:: Work to complete ::
Pull every "subtitle" line out of the data below.

━━━ Data extract ━━━

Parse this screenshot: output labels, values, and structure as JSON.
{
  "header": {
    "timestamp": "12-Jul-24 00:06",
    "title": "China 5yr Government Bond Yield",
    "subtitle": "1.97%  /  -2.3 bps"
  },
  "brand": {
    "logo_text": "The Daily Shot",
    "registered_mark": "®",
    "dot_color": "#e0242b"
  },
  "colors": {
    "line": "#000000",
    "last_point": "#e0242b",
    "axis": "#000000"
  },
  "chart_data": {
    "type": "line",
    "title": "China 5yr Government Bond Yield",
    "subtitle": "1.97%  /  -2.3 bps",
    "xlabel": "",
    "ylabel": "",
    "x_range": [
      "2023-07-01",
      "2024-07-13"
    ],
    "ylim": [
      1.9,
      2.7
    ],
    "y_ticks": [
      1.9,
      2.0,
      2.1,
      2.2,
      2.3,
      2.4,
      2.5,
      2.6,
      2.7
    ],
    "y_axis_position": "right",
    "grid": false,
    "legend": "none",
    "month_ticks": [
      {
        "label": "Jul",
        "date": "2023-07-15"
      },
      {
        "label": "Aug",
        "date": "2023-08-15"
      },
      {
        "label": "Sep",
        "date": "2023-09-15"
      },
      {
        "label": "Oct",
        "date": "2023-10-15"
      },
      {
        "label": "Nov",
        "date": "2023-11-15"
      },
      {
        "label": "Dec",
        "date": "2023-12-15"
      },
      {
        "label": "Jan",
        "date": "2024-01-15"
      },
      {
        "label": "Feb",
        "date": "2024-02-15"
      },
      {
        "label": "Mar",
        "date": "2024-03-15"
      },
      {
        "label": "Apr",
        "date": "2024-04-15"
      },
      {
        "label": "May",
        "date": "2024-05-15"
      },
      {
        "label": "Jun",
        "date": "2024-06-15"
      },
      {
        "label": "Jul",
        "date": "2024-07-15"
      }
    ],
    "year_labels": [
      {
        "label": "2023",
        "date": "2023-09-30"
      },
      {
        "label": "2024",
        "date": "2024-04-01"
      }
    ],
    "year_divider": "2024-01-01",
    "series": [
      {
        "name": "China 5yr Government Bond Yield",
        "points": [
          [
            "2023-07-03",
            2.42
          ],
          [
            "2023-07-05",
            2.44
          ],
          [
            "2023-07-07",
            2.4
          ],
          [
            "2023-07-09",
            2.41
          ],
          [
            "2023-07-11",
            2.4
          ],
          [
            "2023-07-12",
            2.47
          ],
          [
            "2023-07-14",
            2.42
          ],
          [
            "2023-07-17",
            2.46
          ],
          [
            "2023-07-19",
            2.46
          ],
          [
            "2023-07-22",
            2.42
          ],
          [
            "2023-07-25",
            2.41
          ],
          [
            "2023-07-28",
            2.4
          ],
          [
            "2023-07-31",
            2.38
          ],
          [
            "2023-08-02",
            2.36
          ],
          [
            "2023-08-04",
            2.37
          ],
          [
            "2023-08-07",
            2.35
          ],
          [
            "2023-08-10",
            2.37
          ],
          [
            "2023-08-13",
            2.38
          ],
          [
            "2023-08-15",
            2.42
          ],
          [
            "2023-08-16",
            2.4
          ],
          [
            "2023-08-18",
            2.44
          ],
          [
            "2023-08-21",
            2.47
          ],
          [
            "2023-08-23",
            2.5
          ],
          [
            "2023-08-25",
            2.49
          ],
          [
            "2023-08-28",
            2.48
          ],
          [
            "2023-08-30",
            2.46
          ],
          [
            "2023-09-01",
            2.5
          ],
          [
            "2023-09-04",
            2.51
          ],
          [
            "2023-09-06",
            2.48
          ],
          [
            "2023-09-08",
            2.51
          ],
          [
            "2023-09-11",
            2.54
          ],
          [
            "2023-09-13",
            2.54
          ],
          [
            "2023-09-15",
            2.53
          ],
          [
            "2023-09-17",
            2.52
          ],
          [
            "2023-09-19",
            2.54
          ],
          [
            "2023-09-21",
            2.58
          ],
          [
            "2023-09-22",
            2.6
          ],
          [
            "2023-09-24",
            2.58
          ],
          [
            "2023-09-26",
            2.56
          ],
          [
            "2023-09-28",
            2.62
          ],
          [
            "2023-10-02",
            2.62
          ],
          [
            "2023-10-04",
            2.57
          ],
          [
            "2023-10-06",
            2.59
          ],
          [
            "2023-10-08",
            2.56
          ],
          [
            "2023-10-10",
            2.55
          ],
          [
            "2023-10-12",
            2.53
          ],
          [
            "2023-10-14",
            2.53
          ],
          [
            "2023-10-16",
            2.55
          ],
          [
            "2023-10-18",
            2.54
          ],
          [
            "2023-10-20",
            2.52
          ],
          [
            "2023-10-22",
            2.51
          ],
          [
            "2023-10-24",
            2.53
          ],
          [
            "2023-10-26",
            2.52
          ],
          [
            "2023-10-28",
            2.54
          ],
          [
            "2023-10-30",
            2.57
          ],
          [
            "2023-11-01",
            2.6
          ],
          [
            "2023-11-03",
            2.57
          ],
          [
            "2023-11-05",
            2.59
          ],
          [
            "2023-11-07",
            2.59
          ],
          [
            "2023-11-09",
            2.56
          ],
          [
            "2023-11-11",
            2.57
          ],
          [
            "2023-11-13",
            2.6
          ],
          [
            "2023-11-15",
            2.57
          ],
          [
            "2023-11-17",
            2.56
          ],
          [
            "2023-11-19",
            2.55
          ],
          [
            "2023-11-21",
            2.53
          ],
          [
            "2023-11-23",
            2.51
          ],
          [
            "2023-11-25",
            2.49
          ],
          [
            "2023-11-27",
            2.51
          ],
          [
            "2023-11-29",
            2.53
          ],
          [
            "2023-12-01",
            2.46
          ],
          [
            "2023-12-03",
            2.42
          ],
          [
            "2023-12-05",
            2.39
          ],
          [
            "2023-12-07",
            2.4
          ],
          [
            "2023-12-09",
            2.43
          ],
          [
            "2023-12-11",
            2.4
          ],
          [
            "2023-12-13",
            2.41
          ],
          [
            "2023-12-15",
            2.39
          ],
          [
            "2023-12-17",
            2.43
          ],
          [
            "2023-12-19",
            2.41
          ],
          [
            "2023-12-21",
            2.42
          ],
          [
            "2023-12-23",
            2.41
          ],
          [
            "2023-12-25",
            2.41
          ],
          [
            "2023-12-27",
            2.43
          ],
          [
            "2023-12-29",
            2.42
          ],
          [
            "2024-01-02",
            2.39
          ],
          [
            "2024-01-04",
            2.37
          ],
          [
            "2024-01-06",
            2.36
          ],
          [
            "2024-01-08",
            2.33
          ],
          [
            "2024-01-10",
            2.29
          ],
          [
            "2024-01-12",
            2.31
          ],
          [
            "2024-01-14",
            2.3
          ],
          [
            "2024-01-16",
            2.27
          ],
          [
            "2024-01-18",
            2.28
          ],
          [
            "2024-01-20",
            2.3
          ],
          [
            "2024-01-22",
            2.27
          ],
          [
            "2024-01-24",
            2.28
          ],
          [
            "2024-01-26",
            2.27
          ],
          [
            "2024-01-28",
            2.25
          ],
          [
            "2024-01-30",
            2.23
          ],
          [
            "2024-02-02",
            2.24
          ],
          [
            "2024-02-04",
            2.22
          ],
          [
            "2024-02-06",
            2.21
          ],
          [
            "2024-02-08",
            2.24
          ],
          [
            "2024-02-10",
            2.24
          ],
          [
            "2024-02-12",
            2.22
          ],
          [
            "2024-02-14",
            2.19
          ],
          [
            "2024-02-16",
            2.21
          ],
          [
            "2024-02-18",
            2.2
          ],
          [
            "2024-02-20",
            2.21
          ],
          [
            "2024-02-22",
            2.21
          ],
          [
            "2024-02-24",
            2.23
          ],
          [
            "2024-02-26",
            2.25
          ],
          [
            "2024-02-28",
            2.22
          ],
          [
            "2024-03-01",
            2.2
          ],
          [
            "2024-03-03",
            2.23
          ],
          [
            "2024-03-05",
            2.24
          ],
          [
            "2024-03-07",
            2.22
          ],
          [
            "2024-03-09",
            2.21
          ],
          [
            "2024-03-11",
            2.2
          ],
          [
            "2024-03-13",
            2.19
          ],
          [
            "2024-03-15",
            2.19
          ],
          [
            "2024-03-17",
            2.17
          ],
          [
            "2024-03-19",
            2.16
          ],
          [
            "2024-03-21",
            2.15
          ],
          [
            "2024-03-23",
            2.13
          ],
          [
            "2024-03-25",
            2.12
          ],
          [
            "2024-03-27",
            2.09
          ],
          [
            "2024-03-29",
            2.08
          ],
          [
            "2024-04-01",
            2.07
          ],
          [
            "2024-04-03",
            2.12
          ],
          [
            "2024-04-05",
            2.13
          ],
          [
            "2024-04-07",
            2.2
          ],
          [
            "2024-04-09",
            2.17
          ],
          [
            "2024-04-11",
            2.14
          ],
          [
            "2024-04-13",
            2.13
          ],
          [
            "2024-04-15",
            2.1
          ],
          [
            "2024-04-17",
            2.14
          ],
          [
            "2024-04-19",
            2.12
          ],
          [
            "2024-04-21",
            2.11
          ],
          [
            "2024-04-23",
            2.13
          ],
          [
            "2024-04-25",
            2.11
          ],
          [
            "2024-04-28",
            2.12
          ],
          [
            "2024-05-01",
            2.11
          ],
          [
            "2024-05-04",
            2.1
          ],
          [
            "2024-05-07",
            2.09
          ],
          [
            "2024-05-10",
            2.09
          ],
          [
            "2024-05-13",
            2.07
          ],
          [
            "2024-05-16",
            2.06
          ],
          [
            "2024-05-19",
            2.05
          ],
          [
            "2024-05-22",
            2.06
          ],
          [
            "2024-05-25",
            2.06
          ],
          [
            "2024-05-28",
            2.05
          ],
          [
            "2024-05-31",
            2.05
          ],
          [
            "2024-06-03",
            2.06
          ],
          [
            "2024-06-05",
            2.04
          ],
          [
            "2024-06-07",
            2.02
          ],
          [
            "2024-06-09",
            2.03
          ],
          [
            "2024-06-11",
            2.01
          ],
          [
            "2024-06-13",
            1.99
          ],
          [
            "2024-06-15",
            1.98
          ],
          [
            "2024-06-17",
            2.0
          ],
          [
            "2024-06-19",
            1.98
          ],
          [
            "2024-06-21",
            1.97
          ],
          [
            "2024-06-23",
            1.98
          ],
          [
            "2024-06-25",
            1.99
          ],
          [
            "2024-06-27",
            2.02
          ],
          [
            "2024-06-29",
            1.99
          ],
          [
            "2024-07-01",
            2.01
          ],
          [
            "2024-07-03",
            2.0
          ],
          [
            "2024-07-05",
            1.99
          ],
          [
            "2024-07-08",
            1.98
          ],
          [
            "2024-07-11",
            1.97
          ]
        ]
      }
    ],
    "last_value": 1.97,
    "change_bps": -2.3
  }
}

━━━

:: Exercise output ::
    "subtitle": "1.97%  /  -2.3 bps"
    "subtitle": "1.97%  /  -2.3 bps",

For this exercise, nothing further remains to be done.